» **What this task involves**:
Copy each line of the data below exactly, leaving out pictures.

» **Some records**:
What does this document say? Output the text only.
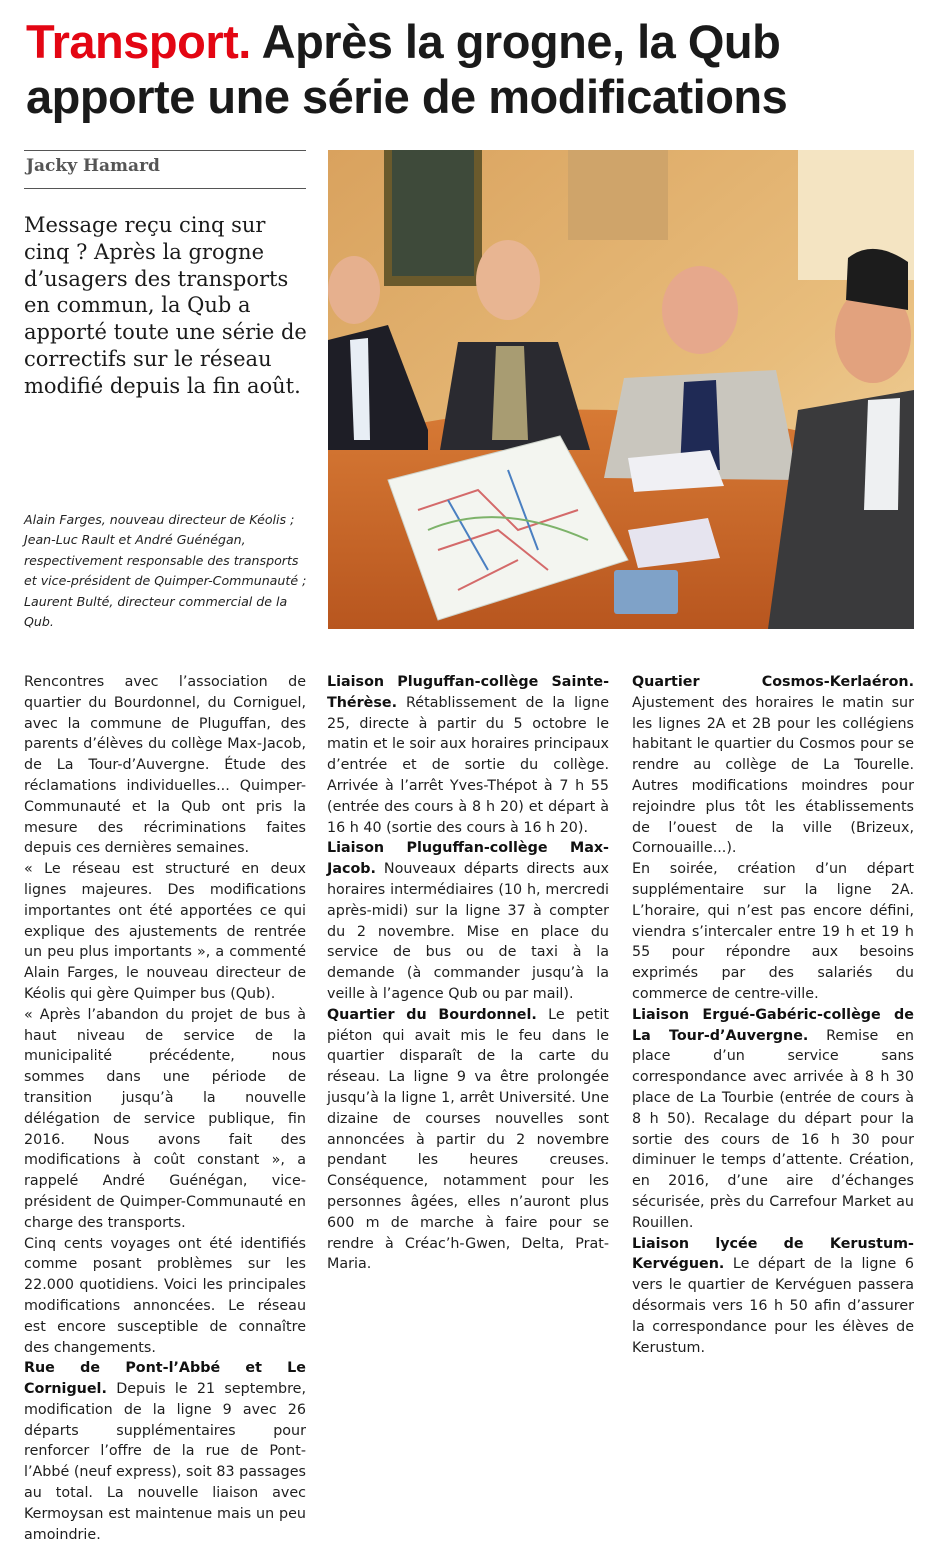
Transport. Après la grogne, la Qub apporte une série de modifications
Jacky Hamard
Message reçu cinq sur cinq ? Après la grogne d’usagers des transports en commun, la Qub a apporté toute une série de correctifs sur le réseau modifié depuis la fin août.
Alain Farges, nouveau directeur de Kéolis ; Jean-Luc Rault et André Guénégan, respectivement responsable des transports et vice-président de Quimper-Communauté ; Laurent Bulté, directeur commercial de la Qub.

Rencontres avec l’association de quartier du Bourdonnel, du Corniguel, avec la commune de Pluguffan, des parents d’élèves du collège Max-Jacob, de La Tour-d’Auvergne. Étude des réclamations individuelles... Quimper-Communauté et la Qub ont pris la mesure des récriminations faites depuis ces dernières semaines.

« Le réseau est structuré en deux lignes majeures. Des modifications importantes ont été apportées ce qui explique des ajustements de rentrée un peu plus importants », a commenté Alain Farges, le nouveau directeur de Kéolis qui gère Quimper bus (Qub).

« Après l’abandon du projet de bus à haut niveau de service de la municipalité précédente, nous sommes dans une période de transition jusqu’à la nouvelle délégation de service publique, fin 2016. Nous avons fait des modifications à coût constant », a rappelé André Guénégan, vice-président de Quimper-Communauté en charge des transports.

Cinq cents voyages ont été identifiés comme posant problèmes sur les 22.000 quotidiens. Voici les principales modifications annoncées. Le réseau est encore susceptible de connaître des changements.

Rue de Pont-l’Abbé et Le Corniguel. Depuis le 21 septembre, modification de la ligne 9 avec 26 départs supplémentaires pour renforcer l’offre de la rue de Pont-l’Abbé (neuf express), soit 83 passages au total. La nouvelle liaison avec Kermoysan est maintenue mais un peu amoindrie.

Liaison Pluguffan-collège Sainte-Thérèse. Rétablissement de la ligne 25, directe à partir du 5 octobre le matin et le soir aux horaires principaux d’entrée et de sortie du collège. Arrivée à l’arrêt Yves-Thépot à 7 h 55 (entrée des cours à 8 h 20) et départ à 16 h 40 (sortie des cours à 16 h 20).

Liaison Pluguffan-collège Max-Jacob. Nouveaux départs directs aux horaires intermédiaires (10 h, mercredi après-midi) sur la ligne 37 à compter du 2 novembre. Mise en place du service de bus ou de taxi à la demande (à commander jusqu’à la veille à l’agence Qub ou par mail).

Quartier du Bourdonnel. Le petit piéton qui avait mis le feu dans le quartier disparaît de la carte du réseau. La ligne 9 va être prolongée jusqu’à la ligne 1, arrêt Université. Une dizaine de courses nouvelles sont annoncées à partir du 2 novembre pendant les heures creuses. Conséquence, notamment pour les personnes âgées, elles n’auront plus 600 m de marche à faire pour se rendre à Créac’h-Gwen, Delta, Prat-Maria.

Quartier Cosmos-Kerlaéron. Ajustement des horaires le matin sur les lignes 2A et 2B pour les collégiens habitant le quartier du Cosmos pour se rendre au collège de La Tourelle. Autres modifications moindres pour rejoindre plus tôt les établissements de l’ouest de la ville (Brizeux, Cornouaille...).

En soirée, création d’un départ supplémentaire sur la ligne 2A. L’horaire, qui n’est pas encore défini, viendra s’intercaler entre 19 h et 19 h 55 pour répondre aux besoins exprimés par des salariés du commerce de centre-ville.

Liaison Ergué-Gabéric-collège de La Tour-d’Auvergne. Remise en place d’un service sans correspondance avec arrivée à 8 h 30 place de La Tourbie (entrée de cours à 8 h 50). Recalage du départ pour la sortie des cours de 16 h 30 pour diminuer le temps d’attente. Création, en 2016, d’une aire d’échanges sécurisée, près du Carrefour Market au Rouillen.

Liaison lycée de Kerustum-Kervéguen. Le départ de la ligne 6 vers le quartier de Kervéguen passera désormais vers 16 h 50 afin d’assurer la correspondance pour les élèves de Kerustum.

» **Correct answer**:
What does this document say? Output the text only.
Transport. Après la grogne, la Qub apporte une série de modifications
Jacky Hamard
Message reçu cinq sur cinq ? Après la grogne d’usagers des transports en commun, la Qub a apporté toute une série de correctifs sur le réseau modifié depuis la fin août.
Alain Farges, nouveau directeur de Kéolis ; Jean-Luc Rault et André Guénégan, respectivement responsable des transports et vice-président de Quimper-Communauté ; Laurent Bulté, directeur commercial de la Qub.

Rencontres avec l’association de quartier du Bourdonnel, du Corniguel, avec la commune de Pluguffan, des parents d’élèves du collège Max-Jacob, de La Tour-d’Auvergne. Étude des réclamations individuelles... Quimper-Communauté et la Qub ont pris la mesure des récriminations faites depuis ces dernières semaines.

« Le réseau est structuré en deux lignes majeures. Des modifications importantes ont été apportées ce qui explique des ajustements de rentrée un peu plus importants », a commenté Alain Farges, le nouveau directeur de Kéolis qui gère Quimper bus (Qub).

« Après l’abandon du projet de bus à haut niveau de service de la municipalité précédente, nous sommes dans une période de transition jusqu’à la nouvelle délégation de service publique, fin 2016. Nous avons fait des modifications à coût constant », a rappelé André Guénégan, vice-président de Quimper-Communauté en charge des transports.

Cinq cents voyages ont été identifiés comme posant problèmes sur les 22.000 quotidiens. Voici les principales modifications annoncées. Le réseau est encore susceptible de connaître des changements.

Rue de Pont-l’Abbé et Le Corniguel. Depuis le 21 septembre, modification de la ligne 9 avec 26 départs supplémentaires pour renforcer l’offre de la rue de Pont-l’Abbé (neuf express), soit 83 passages au total. La nouvelle liaison avec Kermoysan est maintenue mais un peu amoindrie.

Liaison Pluguffan-collège Sainte-Thérèse. Rétablissement de la ligne 25, directe à partir du 5 octobre le matin et le soir aux horaires principaux d’entrée et de sortie du collège. Arrivée à l’arrêt Yves-Thépot à 7 h 55 (entrée des cours à 8 h 20) et départ à 16 h 40 (sortie des cours à 16 h 20).

Liaison Pluguffan-collège Max-Jacob. Nouveaux départs directs aux horaires intermédiaires (10 h, mercredi après-midi) sur la ligne 37 à compter du 2 novembre. Mise en place du service de bus ou de taxi à la demande (à commander jusqu’à la veille à l’agence Qub ou par mail).

Quartier du Bourdonnel. Le petit piéton qui avait mis le feu dans le quartier disparaît de la carte du réseau. La ligne 9 va être prolongée jusqu’à la ligne 1, arrêt Université. Une dizaine de courses nouvelles sont annoncées à partir du 2 novembre pendant les heures creuses. Conséquence, notamment pour les personnes âgées, elles n’auront plus 600 m de marche à faire pour se rendre à Créac’h-Gwen, Delta, Prat-Maria.

Quartier Cosmos-Kerlaéron. Ajustement des horaires le matin sur les lignes 2A et 2B pour les collégiens habitant le quartier du Cosmos pour se rendre au collège de La Tourelle. Autres modifications moindres pour rejoindre plus tôt les établissements de l’ouest de la ville (Brizeux, Cornouaille...).

En soirée, création d’un départ supplémentaire sur la ligne 2A. L’horaire, qui n’est pas encore défini, viendra s’intercaler entre 19 h et 19 h 55 pour répondre aux besoins exprimés par des salariés du commerce de centre-ville.

Liaison Ergué-Gabéric-collège de La Tour-d’Auvergne. Remise en place d’un service sans correspondance avec arrivée à 8 h 30 place de La Tourbie (entrée de cours à 8 h 50). Recalage du départ pour la sortie des cours de 16 h 30 pour diminuer le temps d’attente. Création, en 2016, d’une aire d’échanges sécurisée, près du Carrefour Market au Rouillen.

Liaison lycée de Kerustum-Kervéguen. Le départ de la ligne 6 vers le quartier de Kervéguen passera désormais vers 16 h 50 afin d’assurer la correspondance pour les élèves de Kerustum.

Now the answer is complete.